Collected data
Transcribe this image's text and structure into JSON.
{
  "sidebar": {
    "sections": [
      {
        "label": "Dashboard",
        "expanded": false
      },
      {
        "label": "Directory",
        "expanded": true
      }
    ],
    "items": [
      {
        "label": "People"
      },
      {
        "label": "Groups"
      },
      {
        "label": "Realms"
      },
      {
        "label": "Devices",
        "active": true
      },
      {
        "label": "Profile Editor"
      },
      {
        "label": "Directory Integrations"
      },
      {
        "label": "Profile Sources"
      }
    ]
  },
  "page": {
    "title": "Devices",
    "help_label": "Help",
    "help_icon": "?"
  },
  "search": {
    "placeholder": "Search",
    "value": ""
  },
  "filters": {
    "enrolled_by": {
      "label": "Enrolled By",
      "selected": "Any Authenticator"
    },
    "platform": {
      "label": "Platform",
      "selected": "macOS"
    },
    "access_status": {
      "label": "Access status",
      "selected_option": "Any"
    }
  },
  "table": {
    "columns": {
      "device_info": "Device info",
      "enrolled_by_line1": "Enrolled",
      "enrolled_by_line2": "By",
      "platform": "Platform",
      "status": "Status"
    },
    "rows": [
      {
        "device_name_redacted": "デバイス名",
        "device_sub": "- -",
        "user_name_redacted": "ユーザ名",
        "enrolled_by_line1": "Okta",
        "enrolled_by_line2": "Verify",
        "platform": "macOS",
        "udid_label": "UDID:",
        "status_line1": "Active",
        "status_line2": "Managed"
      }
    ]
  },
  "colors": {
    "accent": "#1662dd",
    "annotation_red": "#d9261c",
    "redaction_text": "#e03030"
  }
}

- [Task goal] Count how many lines contain "Directory" and give only that count.

- [Expected answer] 2